[Data excerpts]

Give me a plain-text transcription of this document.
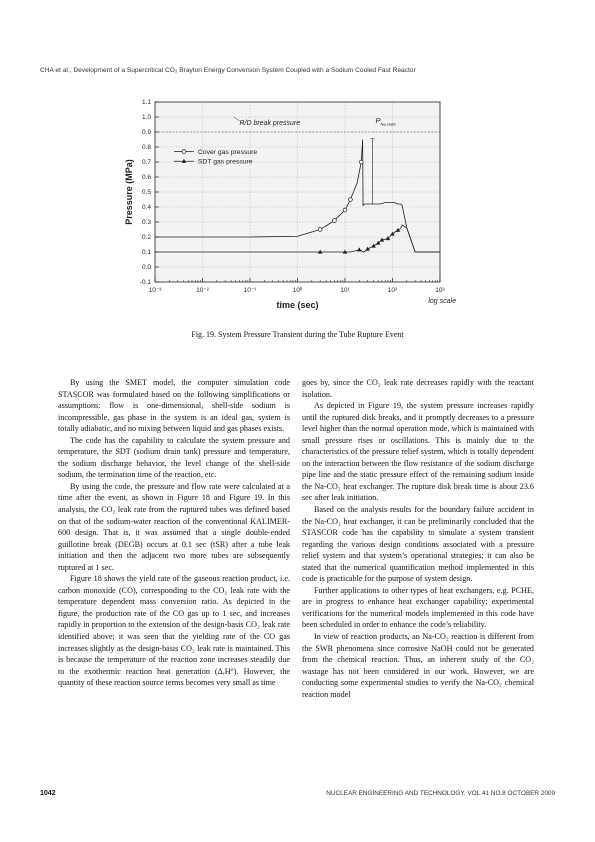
CHA et al., Development of a Supercritical CO₂ Brayton Energy Conversion System Coupled with a Sodium Cooled Fast Reactor
10⁻³	10⁻²	10⁻¹	10⁰	10¹	10²	10³
-0.1
0.0
0.1
0.2
0.3
0.4
0.5
0.6
0.7
0.8
0.9
1.0
1.1
time (sec)
Pressure (MPa)
log scale
R/D break pressure	P Na,static
Cover gas pressure
SDT gas pressure
Fig. 19. System Pressure Transient during the Tube Rupture Event

By using the SMET model, the computer simulation code STASCOR was formulated based on the following simplifications or assumptions: flow is one-dimensional, shell-side sodium is incompressible, gas phase in the system is an ideal gas, system is totally adiabatic, and no mixing between liquid and gas phases exists.

The code has the capability to calculate the system pressure and temperature, the SDT (sodium drain tank) pressure and temperature, the sodium discharge behavior, the level change of the shell-side sodium, the termination time of the reaction, etc.

By using the code, the pressure and flow rate were calculated at a time after the event, as shown in Figure 18 and Figure 19. In this analysis, the CO₂ leak rate from the ruptured tubes was defined based on that of the sodium-water reaction of the conventional KALIMER-600 design. That is, it was assumed that a single double-ended guillotine break (DEGB) occurs at 0.1 sec (tSR) after a tube leak initiation and then the adjacent two more tubes are subsequently ruptured at 1 sec.

Figure 18 shows the yield rate of the gaseous reaction product, i.e. carbon monoxide (CO), corresponding to the CO₂ leak rate with the temperature dependent mass conversion ratio. As depicted in the figure, the production rate of the CO gas up to 1 sec, and increases rapidly in proportion to the extension of the design-basis CO₂ leak rate identified above; it was seen that the yielding rate of the CO gas increases slightly as the design-basis CO₂ leak rate is maintained. This is because the temperature of the reaction zone increases steadily due to the exothermic reaction heat generation (ΔᵣH°). However, the quantity of these reaction source terms becomes very small as time

goes by, since the CO₂ leak rate decreases rapidly with the reactant isolation.

As depicted in Figure 19, the system pressure increases rapidly until the ruptured disk breaks, and it promptly decreases to a pressure level higher than the normal operation mode, which is maintained with small pressure rises or oscillations. This is mainly due to the characteristics of the pressure relief system, which is totally dependent on the interaction between the flow resistance of the sodium discharge pipe line and the static pressure effect of the remaining sodium inside the Na-CO₂ heat exchanger. The rupture disk break time is about 23.6 sec after leak initiation.

Based on the analysis results for the boundary failure accident in the Na-CO₂ heat exchanger, it can be preliminarily concluded that the STASCOR code has the capability to simulate a system transient regarding the various design conditions associated with a pressure relief system and that system’s operational strategies; it can also be stated that the numerical quantification method implemented in this code is practicable for the purpose of system design.

Further applications to other types of heat exchangers, e.g. PCHE, are in progress to enhance heat exchanger capability; experimental verifications for the numerical models implemented in this code have been scheduled in order to enhance the code’s reliability.

In view of reaction products, an Na-CO₂ reaction is different from the SWR phenomena since corrosive NaOH could not be generated from the chemical reaction. Thus, an inherent study of the CO₂ wastage has not been considered in our work. However, we are conducting some experimental studies to verify the Na-CO₂ chemical reaction model

1042	NUCLEAR ENGINEERING AND TECHNOLOGY, VOL.41 NO.8 OCTOBER 2009
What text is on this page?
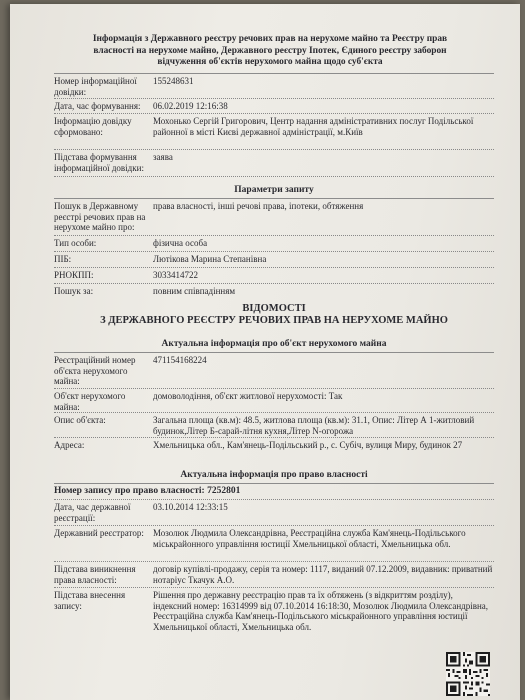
Інформація з Державного реєстру речових прав на нерухоме майно та Реєстру прав
власності на нерухоме майно, Державного реєстру Іпотек, Єдиного реєстру заборон
відчуження об'єктів нерухомого майна щодо суб'єкта
Номер інформаційної довідки:
155248631
Дата, час формування:	06.02.2019 12:16:38
Інформацію довідку сформовано:
Мохонько Сергій Григорович, Центр надання адміністративних послуг Подільської районної в місті Києві державної адміністрації, м.Київ
Підстава формування інформаційної довідки:
заява
Параметри запиту
Пошук в Державному реєстрі речових прав на нерухоме майно про:
права власності, інші речові права, іпотеки, обтяження
Тип особи:	фізична особа
ПІБ:	Лютікова Марина Степанівна
РНОКПП:	3033414722
Пошук за:	повним співпадінням
ВІДОМОСТІ
З ДЕРЖАВНОГО РЕЄСТРУ РЕЧОВИХ ПРАВ НА НЕРУХОМЕ МАЙНО
Актуальна інформація про об'єкт нерухомого майна
Реєстраційний номер об'єкта нерухомого майна:
471154168224
Об'єкт нерухомого майна:
домоволодіння, об'єкт житлової нерухомості: Так
Опис об'єкта:	Загальна площа (кв.м): 48.5, житлова площа (кв.м): 31.1, Опис: Літер А 1-житловий будинок,Літер Б-сарай-літня кухня,Літер N-огорожа
Адреса:	Хмельницька обл., Кам'янець-Подільський р., с. Субіч, вулиця Миру, будинок 27
Актуальна інформація про право власності
Номер запису про право власності: 7252801
Дата, час державної реєстрації:
03.10.2014 12:33:15
Державний реєстратор:	Мозолюк Людмила Олександрівна, Реєстраційна служба Кам'янець-Подільського міськрайонного управління юстиції Хмельницької області, Хмельницька обл.
Підстава виникнення права власності:
договір купівлі-продажу, серія та номер: 1117, виданий 07.12.2009, видавник: приватний нотаріус Ткачук А.О.
Підстава внесення запису:
Рішення про державну реєстрацію прав та їх обтяжень (з відкриттям розділу), індексний номер: 16314999 від 07.10.2014 16:18:30, Мозолюк Людмила Олександрівна, Реєстраційна служба Кам'янець-Подільського міськрайонного управління юстиції Хмельницької області, Хмельницька обл.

◆ JOB: Without the pictures, reproduce every line of the records above exactly.

◆ SOLUTION FOR THIS TASK:
Give me a plain-text transcription of this document.
CHA et al., Development of a Supercritical CO₂ Brayton Energy Conversion System Coupled with a Sodium Cooled Fast Reactor
10⁻³	10⁻²	10⁻¹	10⁰	10¹	10²	10³
-0.1
0.0
0.1
0.2
0.3
0.4
0.5
0.6
0.7
0.8
0.9
1.0
1.1
time (sec)
Pressure (MPa)
log scale
R/D break pressure	P Na,static
Cover gas pressure
SDT gas pressure
Fig. 19. System Pressure Transient during the Tube Rupture Event

By using the SMET model, the computer simulation code STASCOR was formulated based on the following simplifications or assumptions: flow is one-dimensional, shell-side sodium is incompressible, gas phase in the system is an ideal gas, system is totally adiabatic, and no mixing between liquid and gas phases exists.

The code has the capability to calculate the system pressure and temperature, the SDT (sodium drain tank) pressure and temperature, the sodium discharge behavior, the level change of the shell-side sodium, the termination time of the reaction, etc.

By using the code, the pressure and flow rate were calculated at a time after the event, as shown in Figure 18 and Figure 19. In this analysis, the CO₂ leak rate from the ruptured tubes was defined based on that of the sodium-water reaction of the conventional KALIMER-600 design. That is, it was assumed that a single double-ended guillotine break (DEGB) occurs at 0.1 sec (tSR) after a tube leak initiation and then the adjacent two more tubes are subsequently ruptured at 1 sec.

Figure 18 shows the yield rate of the gaseous reaction product, i.e. carbon monoxide (CO), corresponding to the CO₂ leak rate with the temperature dependent mass conversion ratio. As depicted in the figure, the production rate of the CO gas up to 1 sec, and increases rapidly in proportion to the extension of the design-basis CO₂ leak rate identified above; it was seen that the yielding rate of the CO gas increases slightly as the design-basis CO₂ leak rate is maintained. This is because the temperature of the reaction zone increases steadily due to the exothermic reaction heat generation (ΔᵣH°). However, the quantity of these reaction source terms becomes very small as time

goes by, since the CO₂ leak rate decreases rapidly with the reactant isolation.

As depicted in Figure 19, the system pressure increases rapidly until the ruptured disk breaks, and it promptly decreases to a pressure level higher than the normal operation mode, which is maintained with small pressure rises or oscillations. This is mainly due to the characteristics of the pressure relief system, which is totally dependent on the interaction between the flow resistance of the sodium discharge pipe line and the static pressure effect of the remaining sodium inside the Na-CO₂ heat exchanger. The rupture disk break time is about 23.6 sec after leak initiation.

Based on the analysis results for the boundary failure accident in the Na-CO₂ heat exchanger, it can be preliminarily concluded that the STASCOR code has the capability to simulate a system transient regarding the various design conditions associated with a pressure relief system and that system’s operational strategies; it can also be stated that the numerical quantification method implemented in this code is practicable for the purpose of system design.

Further applications to other types of heat exchangers, e.g. PCHE, are in progress to enhance heat exchanger capability; experimental verifications for the numerical models implemented in this code have been scheduled in order to enhance the code’s reliability.

In view of reaction products, an Na-CO₂ reaction is different from the SWR phenomena since corrosive NaOH could not be generated from the chemical reaction. Thus, an inherent study of the CO₂ wastage has not been considered in our work. However, we are conducting some experimental studies to verify the Na-CO₂ chemical reaction model

1042	NUCLEAR ENGINEERING AND TECHNOLOGY, VOL.41 NO.8 OCTOBER 2009
What text is on this page?
Інформація з Державного реєстру речових прав на нерухоме майно та Реєстру прав
власності на нерухоме майно, Державного реєстру Іпотек, Єдиного реєстру заборон
відчуження об'єктів нерухомого майна щодо суб'єкта
Номер інформаційної довідки:
155248631
Дата, час формування:	06.02.2019 12:16:38
Інформацію довідку сформовано:
Мохонько Сергій Григорович, Центр надання адміністративних послуг Подільської районної в місті Києві державної адміністрації, м.Київ
Підстава формування інформаційної довідки:
заява
Параметри запиту
Пошук в Державному реєстрі речових прав на нерухоме майно про:
права власності, інші речові права, іпотеки, обтяження
Тип особи:	фізична особа
ПІБ:	Лютікова Марина Степанівна
РНОКПП:	3033414722
Пошук за:	повним співпадінням
ВІДОМОСТІ
З ДЕРЖАВНОГО РЕЄСТРУ РЕЧОВИХ ПРАВ НА НЕРУХОМЕ МАЙНО
Актуальна інформація про об'єкт нерухомого майна
Реєстраційний номер об'єкта нерухомого майна:
471154168224
Об'єкт нерухомого майна:
домоволодіння, об'єкт житлової нерухомості: Так
Опис об'єкта:	Загальна площа (кв.м): 48.5, житлова площа (кв.м): 31.1, Опис: Літер А 1-житловий будинок,Літер Б-сарай-літня кухня,Літер N-огорожа
Адреса:	Хмельницька обл., Кам'янець-Подільський р., с. Субіч, вулиця Миру, будинок 27
Актуальна інформація про право власності
Номер запису про право власності: 7252801
Дата, час державної реєстрації:
03.10.2014 12:33:15
Державний реєстратор:	Мозолюк Людмила Олександрівна, Реєстраційна служба Кам'янець-Подільського міськрайонного управління юстиції Хмельницької області, Хмельницька обл.
Підстава виникнення права власності:
договір купівлі-продажу, серія та номер: 1117, виданий 07.12.2009, видавник: приватний нотаріус Ткачук А.О.
Підстава внесення запису:
Рішення про державну реєстрацію прав та їх обтяжень (з відкриттям розділу), індексний номер: 16314999 від 07.10.2014 16:18:30, Мозолюк Людмила Олександрівна, Реєстраційна служба Кам'янець-Подільського міськрайонного управління юстиції Хмельницької області, Хмельницька обл.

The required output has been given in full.